Dataset items
________________________________________
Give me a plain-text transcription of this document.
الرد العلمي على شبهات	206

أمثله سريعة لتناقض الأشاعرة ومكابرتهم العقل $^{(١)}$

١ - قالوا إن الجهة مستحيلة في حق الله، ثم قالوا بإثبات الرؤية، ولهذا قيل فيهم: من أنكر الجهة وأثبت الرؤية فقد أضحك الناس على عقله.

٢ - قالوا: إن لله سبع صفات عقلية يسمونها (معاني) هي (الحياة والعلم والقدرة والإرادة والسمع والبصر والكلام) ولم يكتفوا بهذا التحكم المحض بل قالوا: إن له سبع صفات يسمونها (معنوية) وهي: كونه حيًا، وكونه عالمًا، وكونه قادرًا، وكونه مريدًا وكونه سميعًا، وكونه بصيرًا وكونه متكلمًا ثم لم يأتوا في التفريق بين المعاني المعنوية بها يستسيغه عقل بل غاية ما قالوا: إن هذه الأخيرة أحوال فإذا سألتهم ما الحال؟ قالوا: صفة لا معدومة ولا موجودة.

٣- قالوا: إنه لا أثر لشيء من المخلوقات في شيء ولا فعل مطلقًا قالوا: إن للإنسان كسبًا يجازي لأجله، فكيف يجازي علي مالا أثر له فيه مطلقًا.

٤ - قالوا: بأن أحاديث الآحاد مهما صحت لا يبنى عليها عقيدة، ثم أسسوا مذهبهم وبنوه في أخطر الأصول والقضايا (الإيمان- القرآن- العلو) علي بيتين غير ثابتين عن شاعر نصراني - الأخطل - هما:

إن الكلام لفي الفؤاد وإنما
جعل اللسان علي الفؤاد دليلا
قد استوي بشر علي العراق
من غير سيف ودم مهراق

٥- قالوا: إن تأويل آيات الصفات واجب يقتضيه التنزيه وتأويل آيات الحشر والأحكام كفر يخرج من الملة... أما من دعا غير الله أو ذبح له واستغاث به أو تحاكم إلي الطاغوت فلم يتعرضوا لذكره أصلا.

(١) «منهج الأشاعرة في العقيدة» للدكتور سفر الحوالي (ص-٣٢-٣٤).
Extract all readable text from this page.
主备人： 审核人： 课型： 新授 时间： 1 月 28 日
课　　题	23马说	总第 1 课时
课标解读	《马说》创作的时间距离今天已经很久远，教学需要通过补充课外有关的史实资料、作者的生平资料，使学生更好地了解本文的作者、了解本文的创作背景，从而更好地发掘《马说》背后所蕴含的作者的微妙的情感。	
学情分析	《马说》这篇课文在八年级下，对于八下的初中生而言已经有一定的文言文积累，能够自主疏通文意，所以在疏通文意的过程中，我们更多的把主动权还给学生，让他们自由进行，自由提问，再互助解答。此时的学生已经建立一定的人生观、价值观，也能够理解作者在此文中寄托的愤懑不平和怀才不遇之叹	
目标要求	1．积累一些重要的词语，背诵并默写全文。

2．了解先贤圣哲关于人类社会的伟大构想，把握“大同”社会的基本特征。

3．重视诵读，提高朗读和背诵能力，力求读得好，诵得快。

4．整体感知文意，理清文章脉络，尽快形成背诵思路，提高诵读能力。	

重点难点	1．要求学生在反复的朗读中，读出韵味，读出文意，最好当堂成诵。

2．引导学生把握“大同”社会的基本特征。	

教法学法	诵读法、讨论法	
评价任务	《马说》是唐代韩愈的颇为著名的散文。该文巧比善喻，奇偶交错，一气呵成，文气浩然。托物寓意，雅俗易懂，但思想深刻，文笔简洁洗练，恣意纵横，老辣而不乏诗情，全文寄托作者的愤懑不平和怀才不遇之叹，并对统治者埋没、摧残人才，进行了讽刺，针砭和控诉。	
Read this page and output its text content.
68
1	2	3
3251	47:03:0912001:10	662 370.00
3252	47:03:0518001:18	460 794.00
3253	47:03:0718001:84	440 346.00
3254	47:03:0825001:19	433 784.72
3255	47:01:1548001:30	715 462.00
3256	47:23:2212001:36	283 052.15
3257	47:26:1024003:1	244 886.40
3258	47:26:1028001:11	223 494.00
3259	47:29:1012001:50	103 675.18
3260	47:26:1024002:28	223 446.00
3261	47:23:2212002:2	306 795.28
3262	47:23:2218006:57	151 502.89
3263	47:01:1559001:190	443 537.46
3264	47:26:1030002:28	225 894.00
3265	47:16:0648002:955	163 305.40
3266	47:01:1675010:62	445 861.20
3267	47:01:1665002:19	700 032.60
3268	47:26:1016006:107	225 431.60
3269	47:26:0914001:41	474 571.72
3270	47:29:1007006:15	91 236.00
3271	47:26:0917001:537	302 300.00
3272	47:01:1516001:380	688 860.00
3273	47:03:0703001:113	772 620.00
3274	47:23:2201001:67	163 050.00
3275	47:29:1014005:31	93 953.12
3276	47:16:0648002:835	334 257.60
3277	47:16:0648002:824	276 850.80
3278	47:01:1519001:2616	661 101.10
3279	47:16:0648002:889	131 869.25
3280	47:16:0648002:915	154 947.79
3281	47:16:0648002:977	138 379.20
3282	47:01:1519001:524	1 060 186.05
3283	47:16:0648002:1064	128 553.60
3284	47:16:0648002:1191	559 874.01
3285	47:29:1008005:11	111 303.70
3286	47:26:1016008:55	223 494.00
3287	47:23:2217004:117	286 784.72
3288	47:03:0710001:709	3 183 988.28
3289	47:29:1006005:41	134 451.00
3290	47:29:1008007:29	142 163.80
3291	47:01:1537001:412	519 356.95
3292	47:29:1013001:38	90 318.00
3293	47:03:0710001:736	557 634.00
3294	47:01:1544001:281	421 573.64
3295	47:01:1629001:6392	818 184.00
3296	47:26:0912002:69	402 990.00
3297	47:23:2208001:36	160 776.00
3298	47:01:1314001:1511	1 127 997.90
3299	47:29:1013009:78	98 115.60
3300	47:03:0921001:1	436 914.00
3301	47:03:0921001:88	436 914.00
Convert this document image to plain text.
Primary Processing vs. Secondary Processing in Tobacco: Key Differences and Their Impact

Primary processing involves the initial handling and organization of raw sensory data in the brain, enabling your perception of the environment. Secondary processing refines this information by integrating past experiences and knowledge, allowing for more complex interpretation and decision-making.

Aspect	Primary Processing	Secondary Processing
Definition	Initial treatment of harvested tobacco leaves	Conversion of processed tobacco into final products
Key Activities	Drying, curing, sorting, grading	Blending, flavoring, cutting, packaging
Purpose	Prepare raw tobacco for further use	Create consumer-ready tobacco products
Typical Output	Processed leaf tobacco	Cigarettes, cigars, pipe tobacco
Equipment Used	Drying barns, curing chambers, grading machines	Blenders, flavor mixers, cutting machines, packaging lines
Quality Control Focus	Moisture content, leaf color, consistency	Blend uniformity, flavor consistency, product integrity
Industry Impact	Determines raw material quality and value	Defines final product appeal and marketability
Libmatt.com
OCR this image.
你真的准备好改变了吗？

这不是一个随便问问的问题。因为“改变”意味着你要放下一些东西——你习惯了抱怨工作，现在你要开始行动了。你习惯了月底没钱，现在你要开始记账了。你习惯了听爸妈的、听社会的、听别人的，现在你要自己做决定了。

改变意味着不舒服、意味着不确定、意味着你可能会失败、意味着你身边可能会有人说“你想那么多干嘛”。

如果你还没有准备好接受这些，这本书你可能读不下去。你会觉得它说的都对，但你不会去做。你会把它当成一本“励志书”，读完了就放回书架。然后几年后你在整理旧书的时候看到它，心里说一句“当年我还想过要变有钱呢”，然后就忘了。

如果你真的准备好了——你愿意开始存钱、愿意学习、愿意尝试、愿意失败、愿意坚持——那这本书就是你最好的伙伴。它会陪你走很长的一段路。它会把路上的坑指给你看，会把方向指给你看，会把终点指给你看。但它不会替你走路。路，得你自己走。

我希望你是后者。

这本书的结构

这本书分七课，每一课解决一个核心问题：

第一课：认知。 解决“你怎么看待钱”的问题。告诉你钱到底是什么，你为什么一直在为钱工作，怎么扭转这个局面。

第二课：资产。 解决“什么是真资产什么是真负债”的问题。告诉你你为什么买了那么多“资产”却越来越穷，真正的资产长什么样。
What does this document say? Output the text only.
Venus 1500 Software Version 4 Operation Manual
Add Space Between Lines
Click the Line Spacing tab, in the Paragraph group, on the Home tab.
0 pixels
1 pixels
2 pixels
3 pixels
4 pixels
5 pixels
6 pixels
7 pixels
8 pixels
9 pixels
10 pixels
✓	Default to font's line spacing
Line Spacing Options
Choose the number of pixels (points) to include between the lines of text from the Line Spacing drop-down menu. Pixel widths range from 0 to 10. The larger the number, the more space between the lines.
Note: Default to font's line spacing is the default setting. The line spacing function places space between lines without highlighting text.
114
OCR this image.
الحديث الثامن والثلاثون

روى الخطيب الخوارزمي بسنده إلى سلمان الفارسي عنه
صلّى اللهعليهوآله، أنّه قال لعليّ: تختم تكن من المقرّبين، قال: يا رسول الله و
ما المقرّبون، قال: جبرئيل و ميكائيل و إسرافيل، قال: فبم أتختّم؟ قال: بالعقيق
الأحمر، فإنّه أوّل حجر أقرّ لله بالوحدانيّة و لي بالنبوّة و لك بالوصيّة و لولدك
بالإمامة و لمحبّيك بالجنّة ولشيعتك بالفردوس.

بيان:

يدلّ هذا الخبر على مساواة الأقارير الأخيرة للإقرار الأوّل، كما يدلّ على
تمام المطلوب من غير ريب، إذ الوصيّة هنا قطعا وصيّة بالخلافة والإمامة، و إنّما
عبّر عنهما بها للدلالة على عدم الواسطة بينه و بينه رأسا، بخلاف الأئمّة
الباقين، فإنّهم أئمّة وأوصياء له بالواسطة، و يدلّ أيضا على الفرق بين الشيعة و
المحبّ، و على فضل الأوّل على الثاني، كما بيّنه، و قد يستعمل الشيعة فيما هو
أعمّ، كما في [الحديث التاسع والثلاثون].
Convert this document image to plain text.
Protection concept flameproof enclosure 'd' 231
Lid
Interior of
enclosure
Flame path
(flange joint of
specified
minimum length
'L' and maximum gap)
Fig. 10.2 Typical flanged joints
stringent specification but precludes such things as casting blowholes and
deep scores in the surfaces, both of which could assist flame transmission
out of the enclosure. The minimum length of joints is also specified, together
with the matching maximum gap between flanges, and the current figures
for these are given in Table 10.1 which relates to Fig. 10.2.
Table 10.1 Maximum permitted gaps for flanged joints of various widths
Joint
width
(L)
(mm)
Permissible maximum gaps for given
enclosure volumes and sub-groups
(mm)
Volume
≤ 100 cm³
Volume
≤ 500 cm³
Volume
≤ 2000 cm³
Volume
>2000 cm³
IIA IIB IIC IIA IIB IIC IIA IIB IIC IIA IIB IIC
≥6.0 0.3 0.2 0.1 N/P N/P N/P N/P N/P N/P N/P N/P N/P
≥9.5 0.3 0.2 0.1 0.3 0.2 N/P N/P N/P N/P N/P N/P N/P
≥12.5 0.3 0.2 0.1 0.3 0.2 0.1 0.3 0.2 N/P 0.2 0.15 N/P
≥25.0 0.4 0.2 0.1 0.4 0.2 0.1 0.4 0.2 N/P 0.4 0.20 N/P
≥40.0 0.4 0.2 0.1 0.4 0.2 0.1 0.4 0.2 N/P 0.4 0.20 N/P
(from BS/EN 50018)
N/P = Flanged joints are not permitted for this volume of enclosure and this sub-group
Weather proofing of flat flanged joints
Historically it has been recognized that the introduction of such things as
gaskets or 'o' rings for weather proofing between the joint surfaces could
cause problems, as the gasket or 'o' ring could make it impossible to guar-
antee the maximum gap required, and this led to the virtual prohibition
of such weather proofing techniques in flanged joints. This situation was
________________________________________
• [GOAL OF THE EXERCISE]: Copy out all lines that carry the word "Default".

• [SOLUTION FOR THIS PROBLEM]:
✓	Default to font's line spacing
Note: Default to font's line spacing is the default setting. The line spacing function places space between lines without highlighting text.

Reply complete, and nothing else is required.